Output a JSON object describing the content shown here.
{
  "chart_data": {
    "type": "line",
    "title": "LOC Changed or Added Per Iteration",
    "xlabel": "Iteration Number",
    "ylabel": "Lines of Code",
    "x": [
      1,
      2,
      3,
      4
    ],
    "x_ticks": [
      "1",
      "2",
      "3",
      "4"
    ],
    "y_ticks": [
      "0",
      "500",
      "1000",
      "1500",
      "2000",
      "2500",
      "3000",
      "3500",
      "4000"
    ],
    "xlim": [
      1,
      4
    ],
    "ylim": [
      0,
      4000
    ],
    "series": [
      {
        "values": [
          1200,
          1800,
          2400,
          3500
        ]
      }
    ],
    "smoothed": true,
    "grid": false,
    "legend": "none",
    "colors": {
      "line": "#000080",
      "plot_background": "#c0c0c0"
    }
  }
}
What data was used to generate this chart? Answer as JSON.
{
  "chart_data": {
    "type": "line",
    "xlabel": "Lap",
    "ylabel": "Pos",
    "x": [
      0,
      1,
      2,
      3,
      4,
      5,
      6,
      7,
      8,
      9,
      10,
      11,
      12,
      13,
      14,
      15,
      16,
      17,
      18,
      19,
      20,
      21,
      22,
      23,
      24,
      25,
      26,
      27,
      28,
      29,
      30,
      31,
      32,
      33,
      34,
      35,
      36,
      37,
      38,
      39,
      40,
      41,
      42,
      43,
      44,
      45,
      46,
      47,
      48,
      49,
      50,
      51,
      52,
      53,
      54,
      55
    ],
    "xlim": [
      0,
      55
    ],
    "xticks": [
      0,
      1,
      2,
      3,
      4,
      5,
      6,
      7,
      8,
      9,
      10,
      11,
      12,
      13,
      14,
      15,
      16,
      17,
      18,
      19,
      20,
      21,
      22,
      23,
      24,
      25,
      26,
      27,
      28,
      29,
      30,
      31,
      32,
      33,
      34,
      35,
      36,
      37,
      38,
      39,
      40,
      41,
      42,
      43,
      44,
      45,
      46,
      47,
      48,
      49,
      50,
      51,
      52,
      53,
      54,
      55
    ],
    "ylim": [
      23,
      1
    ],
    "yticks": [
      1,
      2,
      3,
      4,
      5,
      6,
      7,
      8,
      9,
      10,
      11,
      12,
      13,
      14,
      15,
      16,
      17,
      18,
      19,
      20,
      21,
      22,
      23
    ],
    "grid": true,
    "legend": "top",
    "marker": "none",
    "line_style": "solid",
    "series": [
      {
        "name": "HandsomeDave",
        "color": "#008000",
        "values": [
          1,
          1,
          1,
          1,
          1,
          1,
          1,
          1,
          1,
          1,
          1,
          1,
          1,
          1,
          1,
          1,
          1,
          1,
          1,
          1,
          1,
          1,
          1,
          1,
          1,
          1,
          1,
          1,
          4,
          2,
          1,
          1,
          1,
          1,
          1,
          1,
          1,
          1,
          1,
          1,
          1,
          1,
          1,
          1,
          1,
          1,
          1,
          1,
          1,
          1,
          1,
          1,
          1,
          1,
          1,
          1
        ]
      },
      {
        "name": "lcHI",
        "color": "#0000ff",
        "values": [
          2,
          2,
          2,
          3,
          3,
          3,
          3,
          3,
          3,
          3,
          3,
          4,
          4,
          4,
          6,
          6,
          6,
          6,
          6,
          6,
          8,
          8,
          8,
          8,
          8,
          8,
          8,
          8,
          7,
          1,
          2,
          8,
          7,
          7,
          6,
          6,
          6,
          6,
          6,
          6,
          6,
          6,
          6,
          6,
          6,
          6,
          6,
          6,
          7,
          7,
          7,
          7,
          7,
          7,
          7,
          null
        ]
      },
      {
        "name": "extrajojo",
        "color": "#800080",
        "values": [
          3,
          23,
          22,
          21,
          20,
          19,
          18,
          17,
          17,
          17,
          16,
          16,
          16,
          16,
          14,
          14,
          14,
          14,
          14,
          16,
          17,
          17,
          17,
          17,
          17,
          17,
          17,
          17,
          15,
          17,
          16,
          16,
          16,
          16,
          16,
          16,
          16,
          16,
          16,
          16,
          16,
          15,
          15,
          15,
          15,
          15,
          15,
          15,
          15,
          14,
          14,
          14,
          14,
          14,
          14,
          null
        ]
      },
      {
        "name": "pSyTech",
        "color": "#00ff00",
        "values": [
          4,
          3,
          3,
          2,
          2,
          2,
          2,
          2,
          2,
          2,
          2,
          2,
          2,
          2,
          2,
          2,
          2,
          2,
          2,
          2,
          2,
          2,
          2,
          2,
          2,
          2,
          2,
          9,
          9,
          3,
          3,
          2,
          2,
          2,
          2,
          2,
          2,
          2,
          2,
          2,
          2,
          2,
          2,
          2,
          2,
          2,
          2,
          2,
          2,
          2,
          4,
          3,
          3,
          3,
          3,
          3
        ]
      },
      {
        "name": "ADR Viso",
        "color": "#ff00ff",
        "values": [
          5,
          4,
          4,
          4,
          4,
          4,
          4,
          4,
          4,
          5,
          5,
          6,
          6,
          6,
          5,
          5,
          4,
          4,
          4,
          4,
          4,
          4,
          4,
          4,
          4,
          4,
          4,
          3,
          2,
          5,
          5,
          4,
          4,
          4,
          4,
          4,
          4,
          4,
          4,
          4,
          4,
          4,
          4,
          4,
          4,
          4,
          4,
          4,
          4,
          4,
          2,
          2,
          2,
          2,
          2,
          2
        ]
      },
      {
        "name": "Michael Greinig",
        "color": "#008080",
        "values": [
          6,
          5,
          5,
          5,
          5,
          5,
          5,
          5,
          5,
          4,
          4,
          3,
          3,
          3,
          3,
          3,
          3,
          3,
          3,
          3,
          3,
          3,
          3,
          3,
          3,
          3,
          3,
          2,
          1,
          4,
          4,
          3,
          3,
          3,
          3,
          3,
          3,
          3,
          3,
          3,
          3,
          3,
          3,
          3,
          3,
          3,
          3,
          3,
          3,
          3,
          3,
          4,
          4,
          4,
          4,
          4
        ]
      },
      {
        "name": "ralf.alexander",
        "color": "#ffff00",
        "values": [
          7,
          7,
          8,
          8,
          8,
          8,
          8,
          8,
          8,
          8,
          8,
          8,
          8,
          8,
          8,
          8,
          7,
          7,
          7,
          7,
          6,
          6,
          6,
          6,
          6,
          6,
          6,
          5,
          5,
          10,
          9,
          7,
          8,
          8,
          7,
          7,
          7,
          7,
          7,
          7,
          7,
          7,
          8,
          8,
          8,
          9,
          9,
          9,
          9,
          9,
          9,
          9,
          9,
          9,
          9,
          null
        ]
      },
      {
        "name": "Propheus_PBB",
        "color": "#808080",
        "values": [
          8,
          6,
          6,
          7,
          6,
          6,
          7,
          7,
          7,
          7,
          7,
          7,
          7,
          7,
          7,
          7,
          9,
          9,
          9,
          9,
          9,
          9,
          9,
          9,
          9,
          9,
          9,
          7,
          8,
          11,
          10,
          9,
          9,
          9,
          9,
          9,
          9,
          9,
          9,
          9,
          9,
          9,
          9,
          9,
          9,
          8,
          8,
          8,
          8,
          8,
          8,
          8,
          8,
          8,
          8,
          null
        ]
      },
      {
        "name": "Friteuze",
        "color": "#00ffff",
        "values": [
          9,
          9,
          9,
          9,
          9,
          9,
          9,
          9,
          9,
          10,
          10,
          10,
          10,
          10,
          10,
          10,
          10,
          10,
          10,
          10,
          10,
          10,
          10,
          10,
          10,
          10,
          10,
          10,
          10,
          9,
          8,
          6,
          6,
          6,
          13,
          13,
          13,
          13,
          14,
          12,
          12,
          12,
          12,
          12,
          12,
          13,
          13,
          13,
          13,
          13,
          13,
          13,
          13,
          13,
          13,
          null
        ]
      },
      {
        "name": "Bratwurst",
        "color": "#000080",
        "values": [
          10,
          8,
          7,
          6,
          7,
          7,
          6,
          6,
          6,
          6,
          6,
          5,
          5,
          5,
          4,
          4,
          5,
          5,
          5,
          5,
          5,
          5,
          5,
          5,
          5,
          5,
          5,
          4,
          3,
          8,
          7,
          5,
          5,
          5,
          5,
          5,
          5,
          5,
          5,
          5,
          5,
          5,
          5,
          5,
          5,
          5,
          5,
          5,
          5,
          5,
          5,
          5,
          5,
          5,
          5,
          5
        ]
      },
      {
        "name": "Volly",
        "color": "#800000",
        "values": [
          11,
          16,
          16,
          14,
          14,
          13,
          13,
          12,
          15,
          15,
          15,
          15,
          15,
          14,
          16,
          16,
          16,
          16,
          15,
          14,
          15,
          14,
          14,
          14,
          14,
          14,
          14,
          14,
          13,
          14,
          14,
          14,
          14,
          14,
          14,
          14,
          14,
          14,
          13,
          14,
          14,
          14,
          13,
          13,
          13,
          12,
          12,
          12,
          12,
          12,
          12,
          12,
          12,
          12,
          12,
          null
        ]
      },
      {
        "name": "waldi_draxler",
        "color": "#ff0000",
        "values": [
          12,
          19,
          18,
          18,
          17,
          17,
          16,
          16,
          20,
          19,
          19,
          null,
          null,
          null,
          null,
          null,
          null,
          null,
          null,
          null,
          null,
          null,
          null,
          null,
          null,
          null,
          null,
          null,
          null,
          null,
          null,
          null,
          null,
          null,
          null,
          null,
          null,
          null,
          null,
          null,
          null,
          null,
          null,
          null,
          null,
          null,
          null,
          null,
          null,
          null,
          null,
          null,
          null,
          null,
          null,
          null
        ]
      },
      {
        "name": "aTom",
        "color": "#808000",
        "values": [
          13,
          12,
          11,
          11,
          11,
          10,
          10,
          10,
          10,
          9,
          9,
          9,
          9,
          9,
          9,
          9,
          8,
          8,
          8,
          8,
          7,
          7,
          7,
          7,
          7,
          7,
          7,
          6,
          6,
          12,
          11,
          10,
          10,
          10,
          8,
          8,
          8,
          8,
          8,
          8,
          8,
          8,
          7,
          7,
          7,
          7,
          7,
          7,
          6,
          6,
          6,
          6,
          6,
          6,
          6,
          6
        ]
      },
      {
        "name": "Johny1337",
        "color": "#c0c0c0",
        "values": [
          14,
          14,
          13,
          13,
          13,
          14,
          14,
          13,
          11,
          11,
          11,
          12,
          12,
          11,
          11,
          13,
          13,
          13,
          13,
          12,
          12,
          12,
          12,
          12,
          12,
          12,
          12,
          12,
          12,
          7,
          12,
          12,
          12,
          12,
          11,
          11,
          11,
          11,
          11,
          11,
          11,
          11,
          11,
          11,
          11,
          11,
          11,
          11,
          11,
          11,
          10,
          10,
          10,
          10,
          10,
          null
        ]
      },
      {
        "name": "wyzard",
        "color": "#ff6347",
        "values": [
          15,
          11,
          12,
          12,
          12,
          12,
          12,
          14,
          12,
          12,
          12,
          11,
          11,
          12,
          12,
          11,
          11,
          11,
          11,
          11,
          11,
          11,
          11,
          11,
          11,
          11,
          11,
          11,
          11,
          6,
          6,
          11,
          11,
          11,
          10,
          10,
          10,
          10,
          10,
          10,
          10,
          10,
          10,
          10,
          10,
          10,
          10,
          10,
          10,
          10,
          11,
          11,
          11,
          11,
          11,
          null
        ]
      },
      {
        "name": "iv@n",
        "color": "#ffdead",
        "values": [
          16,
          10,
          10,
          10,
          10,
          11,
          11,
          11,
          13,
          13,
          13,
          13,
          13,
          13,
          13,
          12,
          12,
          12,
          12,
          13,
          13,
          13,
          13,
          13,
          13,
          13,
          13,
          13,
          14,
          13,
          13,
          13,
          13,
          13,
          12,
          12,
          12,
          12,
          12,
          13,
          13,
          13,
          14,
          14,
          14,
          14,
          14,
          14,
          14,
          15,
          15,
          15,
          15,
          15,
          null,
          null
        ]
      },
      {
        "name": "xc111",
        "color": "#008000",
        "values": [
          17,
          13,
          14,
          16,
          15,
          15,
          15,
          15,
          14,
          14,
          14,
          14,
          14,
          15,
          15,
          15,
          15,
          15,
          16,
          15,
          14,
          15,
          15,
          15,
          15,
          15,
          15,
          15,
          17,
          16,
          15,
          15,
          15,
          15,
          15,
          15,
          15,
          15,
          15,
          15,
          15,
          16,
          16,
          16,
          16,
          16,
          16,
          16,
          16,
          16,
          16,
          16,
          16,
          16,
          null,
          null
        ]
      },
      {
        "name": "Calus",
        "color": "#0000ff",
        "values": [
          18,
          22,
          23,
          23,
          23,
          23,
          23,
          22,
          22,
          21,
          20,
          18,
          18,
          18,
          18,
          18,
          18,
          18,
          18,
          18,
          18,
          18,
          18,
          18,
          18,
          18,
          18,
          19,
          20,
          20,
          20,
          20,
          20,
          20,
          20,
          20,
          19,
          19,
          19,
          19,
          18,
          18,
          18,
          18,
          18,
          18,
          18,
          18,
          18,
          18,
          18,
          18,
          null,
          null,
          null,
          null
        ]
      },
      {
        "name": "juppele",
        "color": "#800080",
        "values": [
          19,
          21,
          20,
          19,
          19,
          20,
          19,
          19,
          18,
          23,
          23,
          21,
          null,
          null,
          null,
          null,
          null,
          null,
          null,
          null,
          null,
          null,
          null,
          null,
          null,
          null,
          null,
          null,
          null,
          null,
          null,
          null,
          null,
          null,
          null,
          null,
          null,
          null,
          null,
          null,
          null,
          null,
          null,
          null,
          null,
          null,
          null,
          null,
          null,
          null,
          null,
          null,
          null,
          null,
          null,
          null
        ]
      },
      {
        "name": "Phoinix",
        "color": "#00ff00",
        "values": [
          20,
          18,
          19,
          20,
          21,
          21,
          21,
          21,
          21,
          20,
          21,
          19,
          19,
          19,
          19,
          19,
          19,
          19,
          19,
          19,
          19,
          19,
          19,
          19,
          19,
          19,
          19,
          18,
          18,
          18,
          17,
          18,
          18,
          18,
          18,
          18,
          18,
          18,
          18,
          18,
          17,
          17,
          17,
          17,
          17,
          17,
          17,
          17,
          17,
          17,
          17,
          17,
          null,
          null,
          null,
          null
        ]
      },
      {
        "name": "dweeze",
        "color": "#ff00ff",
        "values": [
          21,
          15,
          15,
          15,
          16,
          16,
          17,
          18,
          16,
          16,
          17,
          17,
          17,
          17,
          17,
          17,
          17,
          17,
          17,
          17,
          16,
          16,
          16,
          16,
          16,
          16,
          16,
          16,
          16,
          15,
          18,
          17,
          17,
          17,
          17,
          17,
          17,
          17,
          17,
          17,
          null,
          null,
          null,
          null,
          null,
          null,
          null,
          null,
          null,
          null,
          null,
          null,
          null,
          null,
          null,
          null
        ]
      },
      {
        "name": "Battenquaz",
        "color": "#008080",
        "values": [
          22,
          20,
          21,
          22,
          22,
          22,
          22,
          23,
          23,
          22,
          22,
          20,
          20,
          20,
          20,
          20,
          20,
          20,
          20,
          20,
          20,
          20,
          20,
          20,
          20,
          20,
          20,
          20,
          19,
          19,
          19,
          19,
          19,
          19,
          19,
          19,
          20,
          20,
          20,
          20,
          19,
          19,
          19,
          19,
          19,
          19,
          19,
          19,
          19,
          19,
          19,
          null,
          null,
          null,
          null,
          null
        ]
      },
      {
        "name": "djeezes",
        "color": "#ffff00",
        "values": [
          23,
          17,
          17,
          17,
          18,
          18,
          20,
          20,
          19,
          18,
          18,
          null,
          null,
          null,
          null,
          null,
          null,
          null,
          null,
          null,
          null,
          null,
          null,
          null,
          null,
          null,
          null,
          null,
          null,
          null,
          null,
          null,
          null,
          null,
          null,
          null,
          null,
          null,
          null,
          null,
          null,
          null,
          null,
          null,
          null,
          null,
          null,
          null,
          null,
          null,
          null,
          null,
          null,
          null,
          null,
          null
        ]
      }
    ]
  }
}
============================================================
▸ Problem requirements
Find every line that has "xlabel" in it, then return those lines.

▸ Response to the task
    "xlabel": "Iteration Number",
    "xlabel": "Lap",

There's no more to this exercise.